** START Excerpted text **

Oh, 89. Yeah, that was a little bit.

Speaker 2:

What year were you born? Do I even wanna know?

Speaker 1:

It depends on what year you were born, but I was born in 97.

Speaker 2:

Shit. I don't know if I'm allowed to say bad words, but I'm an 81 baby and so I remember seeing this movie and their famous line is if you build it, they will come. It's talking about building this baseball stadium. A lot of people in the alcohol space had that perception. Hey, if we build it, our brand by itself is gonna be strong enough and people are gonna come. They forget there's other people that are saying the same exact thing. And when you have that e-commerce, e-co-spirit, like you're not differentiating yourself, you're not giving yourself a reason to stand out from the crowd or just stand out with the consumer, with your regular product. And that's something I think it's gonna be a big change this coming year is I think brands are really gonna start differentiating their offerings and what they're putting out in the digital world to drive customers to their sites and to purchase their product.

Speaker 1:

Yeah, it's not enough to just throw up a website. I mean, that's what most have done up until this point. If you look at most winery websites as an example, they're just there for the sake of being there. It's not a concentrated effort around. How are we pushing visitors to the website? How are we converting customers? How are we nurturing relationships? But I think that's part of the thing that I'm most excited about with Shopify is how much they're investing into helping their brands with customer acquisition and the shop sort of ecosystem and the network effects that you get, whether it's the shop app, the shop cash offers, like the ability for brands to say you know what, I'm willing to pay $10 for a new customer and then Shopify goes out and figures out how to acquire customers within that Shopify audiences. Pushing the audiences back to Facebook for them. I mean the whole thing is. It's important to them because of the fact that more GMV means more you know process.

Speaker 2:

They can take their cut Exactly exactly.

Speaker 1:

It's in their best interest to help their brands acquire customers. And that's, like my biggest thing when talking to these alcohol merchants, like which platforms out there right now, aside from Shopify, are gonna help you do that? It's not Magento, it's not Salesforce, it's not big commerce, it's definitely not the point solutions that are currently servicing the alcohol industry. It is Shopify.

Speaker 2:

Yeah, no, agree to 100%, and that was in full transparency. I don't think we understood how big of a partner Shopify was gonna become for us. You know, when you come on board. For us it was originally just all right, we get the tech stack, that's all we really need, that's all we really care about. But they've actually been extremely encouraging with regards to app recommendations, us helping figure out how to do certain implementations and solves and things of that nature, and I will say they probably turned out to be a bigger partner than we anticipated and we're super stoked about that. And you don't get that from anyone, I mean, unless like Magento, and you're gonna spend a shitload all the time all over the place and hire your own developers, maybe, but then it's on you and again the gray hairs started somewhere and I think it goes back to that. But I would agree that Shopify is definitely the platform everybody looks up to and it's easy. And I'm not gonna say it's perfect Nothing's ever perfect out there but it's got the biggest upside for a lot of our partners.

** END Excerpted text **
** START Dataset content **

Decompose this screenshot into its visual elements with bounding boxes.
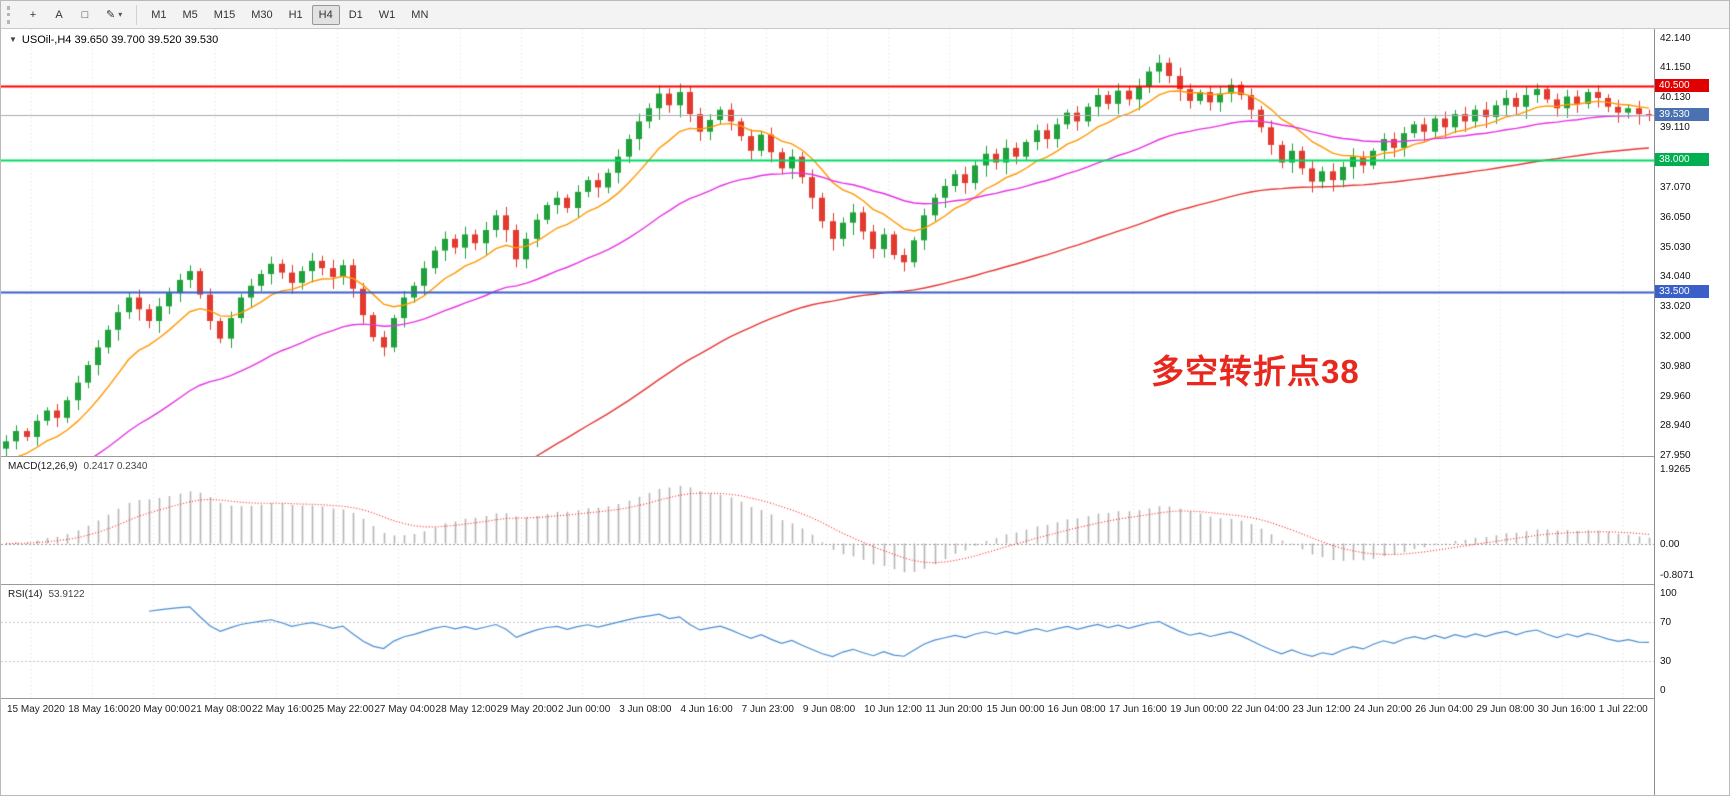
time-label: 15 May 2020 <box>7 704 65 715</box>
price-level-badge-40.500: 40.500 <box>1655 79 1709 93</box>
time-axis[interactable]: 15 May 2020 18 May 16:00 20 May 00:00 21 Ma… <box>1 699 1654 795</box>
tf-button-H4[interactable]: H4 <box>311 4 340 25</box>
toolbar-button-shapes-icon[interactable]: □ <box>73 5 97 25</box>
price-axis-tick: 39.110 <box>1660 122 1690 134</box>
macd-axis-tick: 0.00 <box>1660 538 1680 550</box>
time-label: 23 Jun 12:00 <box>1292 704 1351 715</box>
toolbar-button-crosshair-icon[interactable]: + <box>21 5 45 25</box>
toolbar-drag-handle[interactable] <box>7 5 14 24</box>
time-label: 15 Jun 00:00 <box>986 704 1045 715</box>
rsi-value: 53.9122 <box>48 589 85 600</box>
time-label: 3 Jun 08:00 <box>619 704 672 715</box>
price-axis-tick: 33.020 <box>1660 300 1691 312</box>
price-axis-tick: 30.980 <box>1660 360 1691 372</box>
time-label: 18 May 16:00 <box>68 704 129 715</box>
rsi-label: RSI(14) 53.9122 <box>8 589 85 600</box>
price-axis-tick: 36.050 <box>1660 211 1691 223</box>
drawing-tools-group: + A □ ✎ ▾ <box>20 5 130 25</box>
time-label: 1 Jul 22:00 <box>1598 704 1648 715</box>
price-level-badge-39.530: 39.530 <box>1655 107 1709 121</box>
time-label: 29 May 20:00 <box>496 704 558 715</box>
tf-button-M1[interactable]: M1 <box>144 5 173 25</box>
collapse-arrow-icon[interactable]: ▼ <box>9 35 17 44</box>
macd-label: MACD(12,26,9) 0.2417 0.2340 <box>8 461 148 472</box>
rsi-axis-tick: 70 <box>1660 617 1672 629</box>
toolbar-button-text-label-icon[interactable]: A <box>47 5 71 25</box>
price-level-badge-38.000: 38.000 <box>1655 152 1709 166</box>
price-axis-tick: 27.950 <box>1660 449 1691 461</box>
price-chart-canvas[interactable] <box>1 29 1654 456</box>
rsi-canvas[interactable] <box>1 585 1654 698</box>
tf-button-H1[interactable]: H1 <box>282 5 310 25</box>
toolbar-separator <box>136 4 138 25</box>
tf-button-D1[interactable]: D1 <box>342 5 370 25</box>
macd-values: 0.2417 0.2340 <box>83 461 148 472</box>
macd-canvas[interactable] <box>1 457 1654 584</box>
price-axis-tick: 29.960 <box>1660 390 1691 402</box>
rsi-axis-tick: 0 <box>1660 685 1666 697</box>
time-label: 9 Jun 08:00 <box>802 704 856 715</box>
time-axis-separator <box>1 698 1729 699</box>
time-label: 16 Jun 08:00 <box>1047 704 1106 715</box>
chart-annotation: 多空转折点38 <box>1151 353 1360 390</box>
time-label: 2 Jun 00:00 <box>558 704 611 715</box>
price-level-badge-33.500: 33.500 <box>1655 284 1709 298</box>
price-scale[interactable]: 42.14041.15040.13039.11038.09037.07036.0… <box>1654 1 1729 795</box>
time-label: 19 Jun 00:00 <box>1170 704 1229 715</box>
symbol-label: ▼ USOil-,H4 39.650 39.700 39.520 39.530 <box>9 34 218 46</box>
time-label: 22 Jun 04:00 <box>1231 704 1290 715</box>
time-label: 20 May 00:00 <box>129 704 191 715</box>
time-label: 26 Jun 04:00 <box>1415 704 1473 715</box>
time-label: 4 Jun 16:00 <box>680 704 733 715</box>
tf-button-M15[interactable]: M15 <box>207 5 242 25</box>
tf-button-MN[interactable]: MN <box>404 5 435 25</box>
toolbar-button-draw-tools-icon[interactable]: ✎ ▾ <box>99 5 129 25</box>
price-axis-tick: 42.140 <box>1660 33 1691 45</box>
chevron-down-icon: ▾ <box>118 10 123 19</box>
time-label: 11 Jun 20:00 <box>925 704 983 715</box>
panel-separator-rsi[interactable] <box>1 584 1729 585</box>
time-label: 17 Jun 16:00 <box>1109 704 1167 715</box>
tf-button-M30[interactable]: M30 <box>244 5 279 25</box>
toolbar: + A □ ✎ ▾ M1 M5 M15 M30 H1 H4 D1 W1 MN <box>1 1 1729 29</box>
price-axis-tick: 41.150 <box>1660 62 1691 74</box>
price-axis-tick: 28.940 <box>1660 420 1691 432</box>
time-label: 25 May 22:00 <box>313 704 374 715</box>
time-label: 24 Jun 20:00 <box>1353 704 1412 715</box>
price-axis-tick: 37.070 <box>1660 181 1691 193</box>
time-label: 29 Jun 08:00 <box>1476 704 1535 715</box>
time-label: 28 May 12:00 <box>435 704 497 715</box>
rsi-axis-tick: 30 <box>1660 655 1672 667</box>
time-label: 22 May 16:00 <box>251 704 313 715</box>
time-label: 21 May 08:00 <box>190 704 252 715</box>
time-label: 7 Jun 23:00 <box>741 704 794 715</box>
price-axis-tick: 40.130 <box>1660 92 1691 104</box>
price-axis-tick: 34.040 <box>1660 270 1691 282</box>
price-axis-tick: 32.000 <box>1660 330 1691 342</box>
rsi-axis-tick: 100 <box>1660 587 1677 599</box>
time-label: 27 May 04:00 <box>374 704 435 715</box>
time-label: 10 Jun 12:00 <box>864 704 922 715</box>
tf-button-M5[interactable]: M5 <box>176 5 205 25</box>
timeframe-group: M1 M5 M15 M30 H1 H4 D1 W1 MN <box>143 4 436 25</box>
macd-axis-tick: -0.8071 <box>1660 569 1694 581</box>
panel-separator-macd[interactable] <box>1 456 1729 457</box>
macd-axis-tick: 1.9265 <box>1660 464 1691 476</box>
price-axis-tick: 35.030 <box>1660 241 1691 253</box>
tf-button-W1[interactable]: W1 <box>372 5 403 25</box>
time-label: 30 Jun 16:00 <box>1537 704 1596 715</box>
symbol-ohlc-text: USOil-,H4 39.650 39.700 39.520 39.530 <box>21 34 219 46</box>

** END Dataset content **

## Jobs
[1] Name the platforms that Speaker 1, in the transcript, says will not help alcohol merchants acquire customers.
[2] From the transcript, quote the stretch from "Oh, 89. Yeah, that" through "born in 97.".

## Solution list
[1]
- Magento
- Salesforce
- big commerce

[2]
Oh, 89. Yeah, that was a little bit.

Speaker 2:

What year were you born? Do I even wanna know?

Speaker 1:

It depends on what year you were born, but I was born in 97.